_WHAT THE EXERCISE ASKS_:
Find all lines in the listing that include the word "связанных", then copy them.

***** MATERIAL FOR THIS TASK *****

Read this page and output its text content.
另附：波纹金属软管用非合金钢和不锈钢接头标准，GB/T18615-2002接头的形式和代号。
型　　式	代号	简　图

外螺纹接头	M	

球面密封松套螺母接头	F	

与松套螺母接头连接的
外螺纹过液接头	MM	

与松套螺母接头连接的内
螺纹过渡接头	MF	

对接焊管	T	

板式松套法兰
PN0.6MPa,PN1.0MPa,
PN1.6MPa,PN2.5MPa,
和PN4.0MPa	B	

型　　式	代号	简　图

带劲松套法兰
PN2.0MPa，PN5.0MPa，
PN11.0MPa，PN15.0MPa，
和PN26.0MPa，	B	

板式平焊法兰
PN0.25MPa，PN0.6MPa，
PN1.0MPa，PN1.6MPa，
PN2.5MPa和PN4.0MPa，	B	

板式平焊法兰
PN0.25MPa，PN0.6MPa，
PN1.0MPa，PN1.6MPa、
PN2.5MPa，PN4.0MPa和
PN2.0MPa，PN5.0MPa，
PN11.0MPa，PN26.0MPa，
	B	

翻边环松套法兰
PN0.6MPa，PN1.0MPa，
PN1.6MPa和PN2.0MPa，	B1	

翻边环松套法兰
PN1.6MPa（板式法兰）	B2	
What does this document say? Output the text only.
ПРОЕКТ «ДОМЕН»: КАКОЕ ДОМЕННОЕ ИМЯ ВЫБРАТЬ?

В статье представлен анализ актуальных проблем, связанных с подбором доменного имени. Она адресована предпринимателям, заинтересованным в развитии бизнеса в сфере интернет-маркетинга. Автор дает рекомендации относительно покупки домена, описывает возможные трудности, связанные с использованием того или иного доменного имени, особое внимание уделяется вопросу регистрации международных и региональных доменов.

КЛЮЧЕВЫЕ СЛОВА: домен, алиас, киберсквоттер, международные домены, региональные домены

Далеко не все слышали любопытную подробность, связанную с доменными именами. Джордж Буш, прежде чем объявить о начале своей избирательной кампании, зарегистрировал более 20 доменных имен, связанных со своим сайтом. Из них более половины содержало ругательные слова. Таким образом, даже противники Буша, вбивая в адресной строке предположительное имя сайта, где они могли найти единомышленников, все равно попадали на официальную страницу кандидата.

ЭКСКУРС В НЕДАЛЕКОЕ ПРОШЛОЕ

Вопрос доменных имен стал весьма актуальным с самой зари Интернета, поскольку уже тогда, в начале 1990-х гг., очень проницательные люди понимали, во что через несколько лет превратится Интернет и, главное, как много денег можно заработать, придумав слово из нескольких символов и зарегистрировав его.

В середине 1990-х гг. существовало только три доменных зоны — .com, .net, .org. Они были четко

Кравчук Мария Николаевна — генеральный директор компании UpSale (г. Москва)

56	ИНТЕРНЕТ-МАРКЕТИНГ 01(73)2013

*****

_RESPONSE TO THIS EXERCISE_:
В статье представлен анализ актуальных проблем, связанных с подбором доменного имени. Она адресована предпринимателям, заинтересованным в развитии бизнеса в сфере интернет-маркетинга. Автор дает рекомендации относительно покупки домена, описывает возможные трудности, связанные с использованием того или иного доменного имени, особое внимание уделяется вопросу регистрации международных и региональных доменов.
Далеко не все слышали любопытную подробность, связанную с доменными именами. Джордж Буш, прежде чем объявить о начале своей избирательной кампании, зарегистрировал более 20 доменных имен, связанных со своим сайтом. Из них более половины содержало ругательные слова. Таким образом, даже противники Буша, вбивая в адресной строке предположительное имя сайта, где они могли найти единомышленников, все равно попадали на официальную страницу кандидата.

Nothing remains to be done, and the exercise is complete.